THE RECORDS:

◇ ◇ ◇ ◇

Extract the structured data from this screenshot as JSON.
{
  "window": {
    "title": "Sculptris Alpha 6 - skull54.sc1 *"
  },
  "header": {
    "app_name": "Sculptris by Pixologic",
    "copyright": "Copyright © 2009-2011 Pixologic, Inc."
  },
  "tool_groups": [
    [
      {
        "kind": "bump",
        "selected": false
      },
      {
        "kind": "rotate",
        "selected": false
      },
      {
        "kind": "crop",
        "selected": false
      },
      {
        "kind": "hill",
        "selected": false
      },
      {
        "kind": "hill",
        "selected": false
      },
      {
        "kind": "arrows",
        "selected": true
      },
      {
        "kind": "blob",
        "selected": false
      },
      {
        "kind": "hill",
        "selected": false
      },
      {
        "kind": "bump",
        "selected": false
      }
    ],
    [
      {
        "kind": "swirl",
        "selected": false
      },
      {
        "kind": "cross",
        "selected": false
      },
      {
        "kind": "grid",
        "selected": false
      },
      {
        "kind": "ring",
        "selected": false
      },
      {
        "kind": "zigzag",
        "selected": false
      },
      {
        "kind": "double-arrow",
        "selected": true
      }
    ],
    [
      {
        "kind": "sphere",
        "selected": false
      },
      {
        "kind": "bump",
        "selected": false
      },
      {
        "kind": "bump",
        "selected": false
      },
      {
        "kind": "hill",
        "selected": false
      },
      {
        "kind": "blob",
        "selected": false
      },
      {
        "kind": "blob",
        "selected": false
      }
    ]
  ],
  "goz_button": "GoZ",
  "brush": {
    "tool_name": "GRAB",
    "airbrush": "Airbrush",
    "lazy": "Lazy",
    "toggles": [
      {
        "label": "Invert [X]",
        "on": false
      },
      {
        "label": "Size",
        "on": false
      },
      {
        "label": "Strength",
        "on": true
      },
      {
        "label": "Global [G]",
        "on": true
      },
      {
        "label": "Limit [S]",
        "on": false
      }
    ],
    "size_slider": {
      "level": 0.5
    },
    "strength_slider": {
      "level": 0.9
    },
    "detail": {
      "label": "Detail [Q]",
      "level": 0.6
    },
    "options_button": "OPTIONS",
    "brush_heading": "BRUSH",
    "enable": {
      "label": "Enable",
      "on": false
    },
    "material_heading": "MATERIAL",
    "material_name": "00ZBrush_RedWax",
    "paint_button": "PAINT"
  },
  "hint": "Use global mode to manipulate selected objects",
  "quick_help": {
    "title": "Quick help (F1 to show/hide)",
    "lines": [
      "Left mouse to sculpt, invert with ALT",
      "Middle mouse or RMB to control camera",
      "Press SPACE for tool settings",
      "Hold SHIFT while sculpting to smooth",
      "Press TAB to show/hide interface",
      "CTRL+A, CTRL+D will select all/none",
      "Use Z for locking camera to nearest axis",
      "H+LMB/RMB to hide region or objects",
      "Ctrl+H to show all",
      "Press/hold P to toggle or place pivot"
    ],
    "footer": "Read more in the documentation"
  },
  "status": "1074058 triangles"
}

◇ ◇ ◇ ◇

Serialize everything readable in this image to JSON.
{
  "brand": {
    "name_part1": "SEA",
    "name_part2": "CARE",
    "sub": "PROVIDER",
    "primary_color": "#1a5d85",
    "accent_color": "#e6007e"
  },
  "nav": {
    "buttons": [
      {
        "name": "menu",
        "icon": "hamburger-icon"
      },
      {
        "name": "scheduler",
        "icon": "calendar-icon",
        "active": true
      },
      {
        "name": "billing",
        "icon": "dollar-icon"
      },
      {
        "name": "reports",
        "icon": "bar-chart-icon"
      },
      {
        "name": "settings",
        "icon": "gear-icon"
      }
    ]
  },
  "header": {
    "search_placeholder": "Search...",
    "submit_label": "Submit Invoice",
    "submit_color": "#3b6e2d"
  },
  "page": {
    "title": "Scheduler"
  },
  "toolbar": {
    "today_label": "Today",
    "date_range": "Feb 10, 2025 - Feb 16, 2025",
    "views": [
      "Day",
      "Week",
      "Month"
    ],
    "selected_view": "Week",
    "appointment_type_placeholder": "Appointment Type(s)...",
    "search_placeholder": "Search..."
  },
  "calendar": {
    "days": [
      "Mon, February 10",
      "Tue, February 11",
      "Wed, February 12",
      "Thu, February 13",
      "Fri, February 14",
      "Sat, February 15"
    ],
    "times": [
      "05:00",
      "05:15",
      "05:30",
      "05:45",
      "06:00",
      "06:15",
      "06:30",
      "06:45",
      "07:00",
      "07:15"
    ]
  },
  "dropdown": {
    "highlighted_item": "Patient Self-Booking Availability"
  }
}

◇ ◇ ◇ ◇

INSTRUCTIONS FOR THE TASK:
Look for the word "show" and return every line where it occurs.

FULL ANSWER:
    "title": "Quick help (F1 to show/hide)",
      "Press TAB to show/hide interface",
      "Ctrl+H to show all",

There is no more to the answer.